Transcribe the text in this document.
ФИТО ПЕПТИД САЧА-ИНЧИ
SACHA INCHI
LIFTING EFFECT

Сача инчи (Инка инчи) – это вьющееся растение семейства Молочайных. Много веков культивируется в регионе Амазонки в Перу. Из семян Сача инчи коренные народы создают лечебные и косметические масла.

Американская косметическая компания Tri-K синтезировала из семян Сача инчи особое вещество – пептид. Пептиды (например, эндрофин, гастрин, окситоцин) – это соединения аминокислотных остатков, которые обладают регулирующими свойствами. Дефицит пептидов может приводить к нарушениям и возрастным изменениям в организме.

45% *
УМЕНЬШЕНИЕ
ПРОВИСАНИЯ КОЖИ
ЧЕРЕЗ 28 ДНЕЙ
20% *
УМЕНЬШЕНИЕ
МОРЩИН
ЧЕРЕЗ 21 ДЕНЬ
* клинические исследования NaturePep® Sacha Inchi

----------------

Give the data again, exactly as it stands.

Transcribe the text in this document.
ФИТО ПЕПТИД САЧА-ИНЧИ
SACHA INCHI
LIFTING EFFECT

Сача инчи (Инка инчи) – это вьющееся растение семейства Молочайных. Много веков культивируется в регионе Амазонки в Перу. Из семян Сача инчи коренные народы создают лечебные и косметические масла.

Американская косметическая компания Tri-K синтезировала из семян Сача инчи особое вещество – пептид. Пептиды (например, эндрофин, гастрин, окситоцин) – это соединения аминокислотных остатков, которые обладают регулирующими свойствами. Дефицит пептидов может приводить к нарушениям и возрастным изменениям в организме.

45% *
УМЕНЬШЕНИЕ
ПРОВИСАНИЯ КОЖИ
ЧЕРЕЗ 28 ДНЕЙ
20% *
УМЕНЬШЕНИЕ
МОРЩИН
ЧЕРЕЗ 21 ДЕНЬ
* клинические исследования NaturePep® Sacha Inchi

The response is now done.